++++ Data to process
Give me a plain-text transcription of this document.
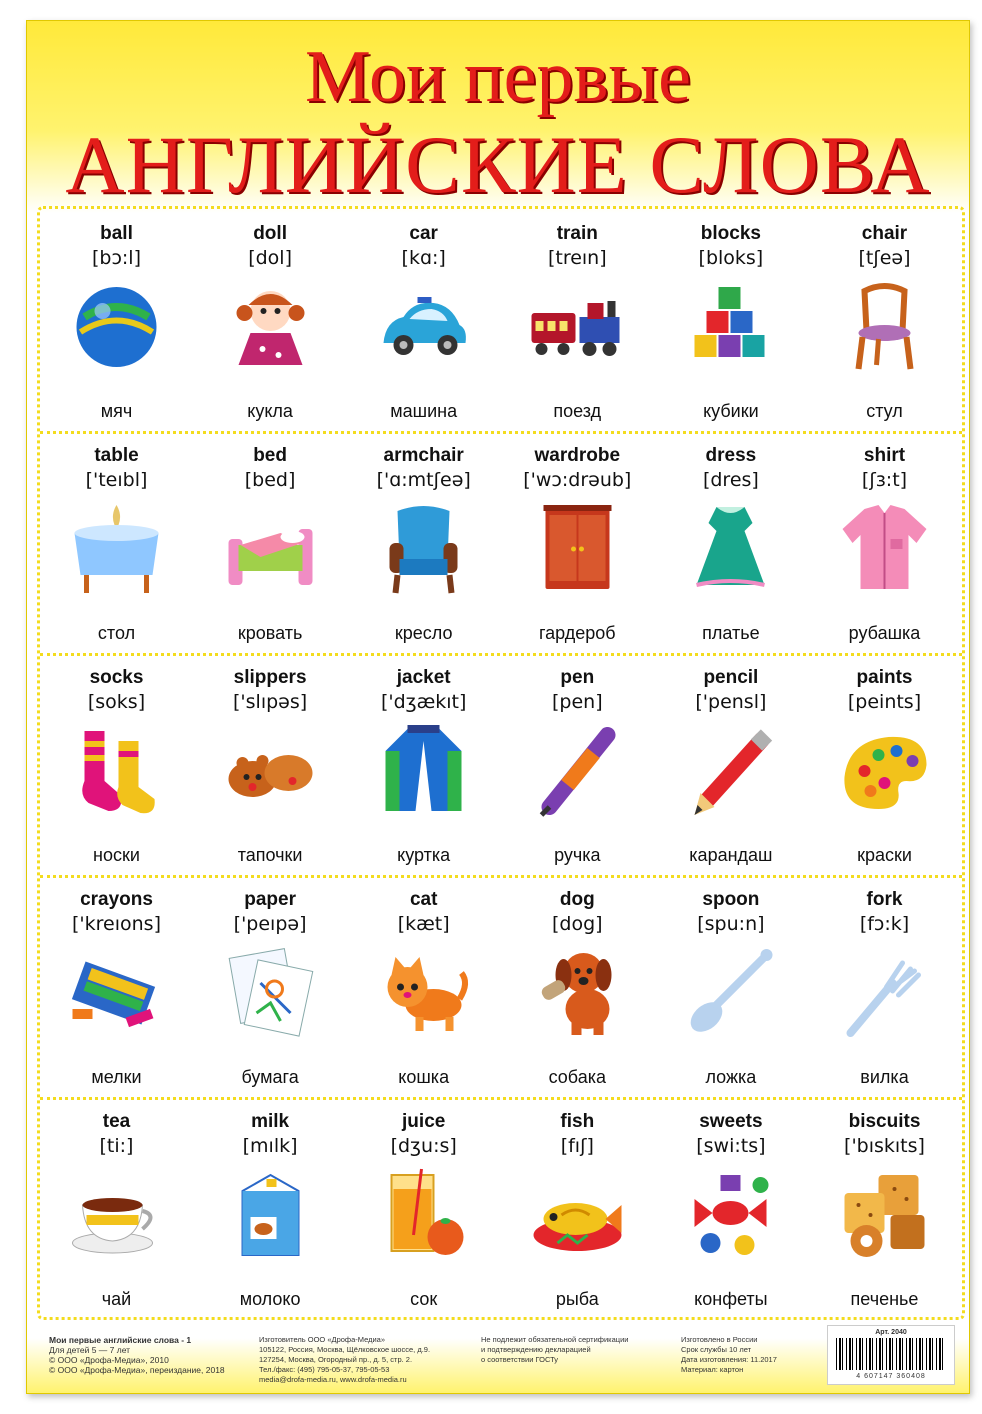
Мои первые
АНГЛИЙСКИЕ СЛОВА
ball
[bɔ:l]
мяч
doll
[dol]
кукла
car
[kɑ:]
машина
train
[treın]
поезд
blocks
[bloks]
кубики
chair
[tʃeə]
стул
table
['teıbl]
стол
bed
[bed]
кровать
armchair
['ɑ:mtʃeə]
кресло
wardrobe
['wɔ:drəub]
гардероб
dress
[dres]
платье
shirt
[ʃɜ:t]
рубашка
socks
[soks]
носки
slippers
['slıpəs]
тапочки
jacket
['dʒækıt]
куртка
pen
[pen]
ручка
pencil
['pensl]
карандаш
paints
[peints]
краски
crayons
['kreıons]
мелки
paper
['peıpə]
бумага
cat
[kæt]
кошка
dog
[dog]
собака
spoon
[spu:n]
ложка
fork
[fɔ:k]
вилка
tea
[ti:]
чай
milk
[mılk]
молоко
juice
[dʒu:s]
сок
fish
[fıʃ]
рыба
sweets
[swi:ts]
конфеты
biscuits
['bıskıts]
печенье
Мои первые английские слова - 1
Для детей 5 — 7 лет
© ООО «Дрофа-Медиа», 2010
© ООО «Дрофа-Медиа», переиздание, 2018
Изготовитель ООО «Дрофа-Медиа»
105122, Россия, Москва, Щёлковское шоссе, д.9.
127254, Москва, Огородный пр., д. 5, стр. 2.
Тел./факс: (495) 795-05-37, 795-05-53
media@drofa-media.ru, www.drofa-media.ru
Не подлежит обязательной сертификации
и подтверждению декларацией
о соответствии ГОСТу
Изготовлено в России
Срок службы 10 лет
Дата изготовления: 11.2017
Материал: картон
Арт. 2040
4 607147 360408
++++++++
**Exercise goal:**
From the records given above, reproduce all text exactly and exclude each picture.

**Solution to the exercise:**
Give me a plain-text transcription of this document.
Мои первые
АНГЛИЙСКИЕ СЛОВА
ball
[bɔ:l]
мяч
doll
[dol]
кукла
car
[kɑ:]
машина
train
[treın]
поезд
blocks
[bloks]
кубики
chair
[tʃeə]
стул
table
['teıbl]
стол
bed
[bed]
кровать
armchair
['ɑ:mtʃeə]
кресло
wardrobe
['wɔ:drəub]
гардероб
dress
[dres]
платье
shirt
[ʃɜ:t]
рубашка
socks
[soks]
носки
slippers
['slıpəs]
тапочки
jacket
['dʒækıt]
куртка
pen
[pen]
ручка
pencil
['pensl]
карандаш
paints
[peints]
краски
crayons
['kreıons]
мелки
paper
['peıpə]
бумага
cat
[kæt]
кошка
dog
[dog]
собака
spoon
[spu:n]
ложка
fork
[fɔ:k]
вилка
tea
[ti:]
чай
milk
[mılk]
молоко
juice
[dʒu:s]
сок
fish
[fıʃ]
рыба
sweets
[swi:ts]
конфеты
biscuits
['bıskıts]
печенье
Мои первые английские слова - 1
Для детей 5 — 7 лет
© ООО «Дрофа-Медиа», 2010
© ООО «Дрофа-Медиа», переиздание, 2018
Изготовитель ООО «Дрофа-Медиа»
105122, Россия, Москва, Щёлковское шоссе, д.9.
127254, Москва, Огородный пр., д. 5, стр. 2.
Тел./факс: (495) 795-05-37, 795-05-53
media@drofa-media.ru, www.drofa-media.ru
Не подлежит обязательной сертификации
и подтверждению декларацией
о соответствии ГОСТу
Изготовлено в России
Срок службы 10 лет
Дата изготовления: 11.2017
Материал: картон
Арт. 2040
4 607147 360408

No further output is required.